Requirement — Show all lines holding "gamau".

Records provided —
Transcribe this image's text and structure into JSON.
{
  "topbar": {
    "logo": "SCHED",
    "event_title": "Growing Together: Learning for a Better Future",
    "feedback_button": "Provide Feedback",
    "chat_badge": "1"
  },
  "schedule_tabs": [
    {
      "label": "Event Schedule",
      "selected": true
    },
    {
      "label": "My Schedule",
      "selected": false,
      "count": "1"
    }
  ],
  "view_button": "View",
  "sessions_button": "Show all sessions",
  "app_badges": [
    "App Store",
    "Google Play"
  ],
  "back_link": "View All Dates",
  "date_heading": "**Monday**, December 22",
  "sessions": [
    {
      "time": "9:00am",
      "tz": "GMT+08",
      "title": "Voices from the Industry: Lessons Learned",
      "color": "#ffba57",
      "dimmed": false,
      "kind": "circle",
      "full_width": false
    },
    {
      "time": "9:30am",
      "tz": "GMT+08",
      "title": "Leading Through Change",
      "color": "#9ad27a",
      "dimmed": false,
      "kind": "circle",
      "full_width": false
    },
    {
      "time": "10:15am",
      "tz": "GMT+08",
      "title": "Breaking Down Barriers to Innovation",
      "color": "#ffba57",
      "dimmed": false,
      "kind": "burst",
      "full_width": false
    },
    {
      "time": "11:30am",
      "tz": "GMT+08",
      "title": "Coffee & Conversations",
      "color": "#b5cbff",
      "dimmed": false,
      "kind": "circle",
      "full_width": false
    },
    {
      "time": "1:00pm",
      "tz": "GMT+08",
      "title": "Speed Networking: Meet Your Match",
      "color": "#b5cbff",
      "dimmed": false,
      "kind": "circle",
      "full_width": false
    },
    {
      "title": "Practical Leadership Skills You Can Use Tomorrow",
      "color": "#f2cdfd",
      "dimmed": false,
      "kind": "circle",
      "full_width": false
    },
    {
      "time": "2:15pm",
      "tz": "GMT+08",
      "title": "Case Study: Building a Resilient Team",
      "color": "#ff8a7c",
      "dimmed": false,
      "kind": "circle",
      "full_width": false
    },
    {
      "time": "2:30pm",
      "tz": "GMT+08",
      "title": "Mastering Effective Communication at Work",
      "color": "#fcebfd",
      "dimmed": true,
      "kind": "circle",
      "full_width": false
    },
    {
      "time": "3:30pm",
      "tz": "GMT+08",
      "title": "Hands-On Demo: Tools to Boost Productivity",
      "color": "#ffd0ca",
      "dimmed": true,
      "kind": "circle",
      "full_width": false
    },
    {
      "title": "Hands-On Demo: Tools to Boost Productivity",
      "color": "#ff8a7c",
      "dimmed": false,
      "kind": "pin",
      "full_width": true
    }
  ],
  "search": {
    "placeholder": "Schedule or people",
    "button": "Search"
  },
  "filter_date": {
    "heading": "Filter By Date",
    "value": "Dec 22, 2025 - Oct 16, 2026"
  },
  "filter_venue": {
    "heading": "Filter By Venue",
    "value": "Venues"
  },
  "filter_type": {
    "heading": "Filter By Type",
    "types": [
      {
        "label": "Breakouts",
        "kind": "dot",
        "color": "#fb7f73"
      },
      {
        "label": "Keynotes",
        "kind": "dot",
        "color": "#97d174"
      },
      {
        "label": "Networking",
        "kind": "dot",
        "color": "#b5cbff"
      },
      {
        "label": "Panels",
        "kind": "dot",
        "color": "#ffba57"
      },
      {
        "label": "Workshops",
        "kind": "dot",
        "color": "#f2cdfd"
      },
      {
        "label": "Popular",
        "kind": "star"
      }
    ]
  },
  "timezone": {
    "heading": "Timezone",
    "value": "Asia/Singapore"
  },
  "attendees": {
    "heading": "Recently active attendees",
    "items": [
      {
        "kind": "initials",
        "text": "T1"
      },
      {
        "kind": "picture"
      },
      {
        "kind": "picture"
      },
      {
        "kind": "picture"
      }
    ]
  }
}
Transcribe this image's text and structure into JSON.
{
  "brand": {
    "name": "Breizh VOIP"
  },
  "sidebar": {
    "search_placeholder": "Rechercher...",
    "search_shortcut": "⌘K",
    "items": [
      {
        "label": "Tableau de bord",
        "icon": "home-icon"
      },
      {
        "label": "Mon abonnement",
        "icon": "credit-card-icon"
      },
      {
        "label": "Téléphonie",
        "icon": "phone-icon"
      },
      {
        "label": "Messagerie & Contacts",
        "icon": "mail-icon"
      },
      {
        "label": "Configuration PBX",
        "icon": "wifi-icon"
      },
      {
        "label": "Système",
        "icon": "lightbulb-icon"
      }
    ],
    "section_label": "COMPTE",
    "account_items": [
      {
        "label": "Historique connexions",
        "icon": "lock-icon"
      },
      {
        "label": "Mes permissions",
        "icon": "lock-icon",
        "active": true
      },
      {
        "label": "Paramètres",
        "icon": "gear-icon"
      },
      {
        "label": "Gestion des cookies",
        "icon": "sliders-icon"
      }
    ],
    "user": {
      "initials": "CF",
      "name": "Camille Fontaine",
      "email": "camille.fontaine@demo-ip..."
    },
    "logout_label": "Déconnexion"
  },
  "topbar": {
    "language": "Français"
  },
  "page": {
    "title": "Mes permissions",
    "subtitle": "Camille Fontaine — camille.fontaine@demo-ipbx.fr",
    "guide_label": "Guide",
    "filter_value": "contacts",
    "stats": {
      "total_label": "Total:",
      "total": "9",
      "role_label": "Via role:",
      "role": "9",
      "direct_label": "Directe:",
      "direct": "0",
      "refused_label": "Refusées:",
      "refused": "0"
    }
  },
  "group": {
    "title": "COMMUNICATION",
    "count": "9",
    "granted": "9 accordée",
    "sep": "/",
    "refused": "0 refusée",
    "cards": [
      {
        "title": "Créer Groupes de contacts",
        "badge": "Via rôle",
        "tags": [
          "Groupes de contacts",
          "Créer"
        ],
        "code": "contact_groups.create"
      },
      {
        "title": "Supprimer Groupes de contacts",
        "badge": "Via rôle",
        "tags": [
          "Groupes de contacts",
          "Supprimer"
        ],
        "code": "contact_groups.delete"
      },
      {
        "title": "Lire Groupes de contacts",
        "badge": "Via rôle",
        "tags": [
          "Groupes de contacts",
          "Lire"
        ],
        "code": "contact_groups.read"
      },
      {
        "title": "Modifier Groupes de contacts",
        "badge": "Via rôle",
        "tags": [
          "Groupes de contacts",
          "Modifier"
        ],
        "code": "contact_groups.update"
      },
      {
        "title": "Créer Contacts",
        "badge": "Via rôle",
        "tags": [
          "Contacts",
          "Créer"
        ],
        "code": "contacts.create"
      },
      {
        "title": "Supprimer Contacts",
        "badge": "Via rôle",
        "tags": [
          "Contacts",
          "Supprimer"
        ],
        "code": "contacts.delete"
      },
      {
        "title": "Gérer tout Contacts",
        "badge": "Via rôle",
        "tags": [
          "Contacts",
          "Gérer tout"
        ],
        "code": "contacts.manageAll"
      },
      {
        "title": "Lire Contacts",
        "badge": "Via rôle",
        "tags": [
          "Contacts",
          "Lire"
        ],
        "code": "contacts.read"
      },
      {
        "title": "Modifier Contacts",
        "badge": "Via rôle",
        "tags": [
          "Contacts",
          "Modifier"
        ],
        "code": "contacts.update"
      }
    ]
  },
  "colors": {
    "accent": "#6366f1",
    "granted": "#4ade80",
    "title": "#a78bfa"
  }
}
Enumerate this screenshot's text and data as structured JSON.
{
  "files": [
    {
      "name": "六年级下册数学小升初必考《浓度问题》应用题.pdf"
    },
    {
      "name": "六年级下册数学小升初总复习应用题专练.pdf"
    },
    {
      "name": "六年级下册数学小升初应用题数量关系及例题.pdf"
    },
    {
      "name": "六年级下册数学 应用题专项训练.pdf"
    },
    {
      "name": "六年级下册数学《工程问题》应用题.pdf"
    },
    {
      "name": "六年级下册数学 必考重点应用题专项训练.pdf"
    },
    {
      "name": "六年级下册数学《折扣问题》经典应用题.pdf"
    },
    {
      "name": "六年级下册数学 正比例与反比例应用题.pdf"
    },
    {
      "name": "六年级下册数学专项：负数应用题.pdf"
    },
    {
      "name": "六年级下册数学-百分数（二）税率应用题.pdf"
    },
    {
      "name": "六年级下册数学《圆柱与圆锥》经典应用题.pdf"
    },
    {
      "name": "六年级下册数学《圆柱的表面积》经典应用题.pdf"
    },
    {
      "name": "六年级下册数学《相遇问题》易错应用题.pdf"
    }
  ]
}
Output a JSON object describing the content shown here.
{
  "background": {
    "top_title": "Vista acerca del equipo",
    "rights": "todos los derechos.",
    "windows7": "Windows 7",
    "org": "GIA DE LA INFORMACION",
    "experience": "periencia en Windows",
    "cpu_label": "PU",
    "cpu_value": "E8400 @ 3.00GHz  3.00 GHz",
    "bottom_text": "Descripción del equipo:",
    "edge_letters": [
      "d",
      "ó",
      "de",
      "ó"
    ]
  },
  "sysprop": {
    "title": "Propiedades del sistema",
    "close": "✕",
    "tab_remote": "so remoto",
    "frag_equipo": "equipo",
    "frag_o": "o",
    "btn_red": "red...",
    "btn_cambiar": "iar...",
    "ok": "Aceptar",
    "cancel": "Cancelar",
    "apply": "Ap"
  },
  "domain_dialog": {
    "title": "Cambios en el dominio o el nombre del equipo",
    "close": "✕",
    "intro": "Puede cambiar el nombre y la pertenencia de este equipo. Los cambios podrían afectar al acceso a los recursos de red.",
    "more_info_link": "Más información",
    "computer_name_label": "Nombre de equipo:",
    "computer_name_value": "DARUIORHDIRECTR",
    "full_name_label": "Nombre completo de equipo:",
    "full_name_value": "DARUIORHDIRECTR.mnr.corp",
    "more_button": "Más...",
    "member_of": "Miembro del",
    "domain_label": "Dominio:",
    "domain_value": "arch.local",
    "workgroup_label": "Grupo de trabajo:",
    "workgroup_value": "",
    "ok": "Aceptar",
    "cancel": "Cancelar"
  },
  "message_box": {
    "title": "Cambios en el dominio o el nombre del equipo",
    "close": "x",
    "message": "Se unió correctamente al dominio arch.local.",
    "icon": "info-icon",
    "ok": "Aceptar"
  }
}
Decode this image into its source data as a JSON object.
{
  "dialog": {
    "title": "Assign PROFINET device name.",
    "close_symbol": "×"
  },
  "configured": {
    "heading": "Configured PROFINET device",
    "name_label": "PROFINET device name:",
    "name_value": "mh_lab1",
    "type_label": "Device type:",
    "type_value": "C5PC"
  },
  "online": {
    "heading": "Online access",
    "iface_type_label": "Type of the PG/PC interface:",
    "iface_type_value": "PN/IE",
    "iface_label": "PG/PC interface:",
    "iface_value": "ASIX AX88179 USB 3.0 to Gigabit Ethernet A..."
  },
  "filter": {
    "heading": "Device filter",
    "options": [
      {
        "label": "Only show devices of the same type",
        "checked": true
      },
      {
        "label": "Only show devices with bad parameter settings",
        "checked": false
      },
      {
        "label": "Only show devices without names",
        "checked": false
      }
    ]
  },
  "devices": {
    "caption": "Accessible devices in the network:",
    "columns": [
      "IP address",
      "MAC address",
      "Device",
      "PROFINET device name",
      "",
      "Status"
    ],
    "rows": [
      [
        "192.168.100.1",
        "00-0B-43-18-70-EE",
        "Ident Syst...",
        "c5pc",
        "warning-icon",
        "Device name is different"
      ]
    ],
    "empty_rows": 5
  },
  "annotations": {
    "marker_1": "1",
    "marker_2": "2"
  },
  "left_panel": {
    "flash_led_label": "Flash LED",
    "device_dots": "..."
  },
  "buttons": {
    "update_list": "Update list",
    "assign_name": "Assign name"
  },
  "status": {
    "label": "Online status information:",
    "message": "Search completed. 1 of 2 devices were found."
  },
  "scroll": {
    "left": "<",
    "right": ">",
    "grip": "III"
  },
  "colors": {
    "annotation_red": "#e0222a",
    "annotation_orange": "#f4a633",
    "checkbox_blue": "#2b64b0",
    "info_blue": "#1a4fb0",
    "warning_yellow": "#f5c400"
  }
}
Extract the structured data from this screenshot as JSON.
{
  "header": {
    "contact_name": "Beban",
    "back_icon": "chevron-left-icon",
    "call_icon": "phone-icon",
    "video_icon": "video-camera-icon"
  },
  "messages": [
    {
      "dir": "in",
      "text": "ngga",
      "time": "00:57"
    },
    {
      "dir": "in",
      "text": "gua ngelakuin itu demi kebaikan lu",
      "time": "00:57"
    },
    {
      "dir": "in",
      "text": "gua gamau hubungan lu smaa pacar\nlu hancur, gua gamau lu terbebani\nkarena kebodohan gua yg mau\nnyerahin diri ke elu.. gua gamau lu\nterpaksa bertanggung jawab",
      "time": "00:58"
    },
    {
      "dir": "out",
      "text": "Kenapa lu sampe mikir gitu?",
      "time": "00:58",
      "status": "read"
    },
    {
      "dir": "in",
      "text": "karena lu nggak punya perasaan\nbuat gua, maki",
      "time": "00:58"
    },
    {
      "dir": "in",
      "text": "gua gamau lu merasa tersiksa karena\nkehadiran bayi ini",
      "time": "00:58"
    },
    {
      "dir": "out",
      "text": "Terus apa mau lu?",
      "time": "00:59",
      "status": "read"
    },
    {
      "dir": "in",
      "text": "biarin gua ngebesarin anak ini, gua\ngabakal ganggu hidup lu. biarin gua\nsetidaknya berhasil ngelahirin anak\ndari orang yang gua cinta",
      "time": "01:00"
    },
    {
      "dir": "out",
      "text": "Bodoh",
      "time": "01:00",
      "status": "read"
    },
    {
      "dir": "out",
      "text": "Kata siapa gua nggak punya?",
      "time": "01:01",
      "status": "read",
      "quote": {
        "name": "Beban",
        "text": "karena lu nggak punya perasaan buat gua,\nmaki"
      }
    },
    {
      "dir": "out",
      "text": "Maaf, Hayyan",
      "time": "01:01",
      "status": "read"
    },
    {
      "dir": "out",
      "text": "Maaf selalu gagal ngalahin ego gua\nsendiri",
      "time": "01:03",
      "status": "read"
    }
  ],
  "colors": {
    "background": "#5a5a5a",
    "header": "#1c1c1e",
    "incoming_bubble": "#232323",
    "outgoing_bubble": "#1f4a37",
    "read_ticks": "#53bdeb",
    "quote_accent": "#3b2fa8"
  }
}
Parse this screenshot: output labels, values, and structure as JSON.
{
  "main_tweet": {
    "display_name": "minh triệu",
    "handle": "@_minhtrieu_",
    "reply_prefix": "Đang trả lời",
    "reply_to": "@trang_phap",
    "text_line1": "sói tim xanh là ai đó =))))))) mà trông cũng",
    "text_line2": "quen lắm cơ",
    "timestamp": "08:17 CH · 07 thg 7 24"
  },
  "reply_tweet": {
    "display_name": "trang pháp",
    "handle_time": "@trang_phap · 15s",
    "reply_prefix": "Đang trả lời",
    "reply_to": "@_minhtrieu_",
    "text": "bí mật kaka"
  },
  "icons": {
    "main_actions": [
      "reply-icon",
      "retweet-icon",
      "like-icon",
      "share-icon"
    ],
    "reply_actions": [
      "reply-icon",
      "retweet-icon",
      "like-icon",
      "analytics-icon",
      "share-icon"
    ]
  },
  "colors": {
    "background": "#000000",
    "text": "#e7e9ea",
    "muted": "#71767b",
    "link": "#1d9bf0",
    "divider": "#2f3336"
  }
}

Completed exercise —
      "text": "gua gamau hubungan lu smaa pacar\nlu hancur, gua gamau lu terbebani\nkarena kebodohan gua yg mau\nnyerahin diri ke elu.. gua gamau lu\nterpaksa bertanggung jawab",
      "text": "gua gamau lu merasa tersiksa karena\nkehadiran bayi ini",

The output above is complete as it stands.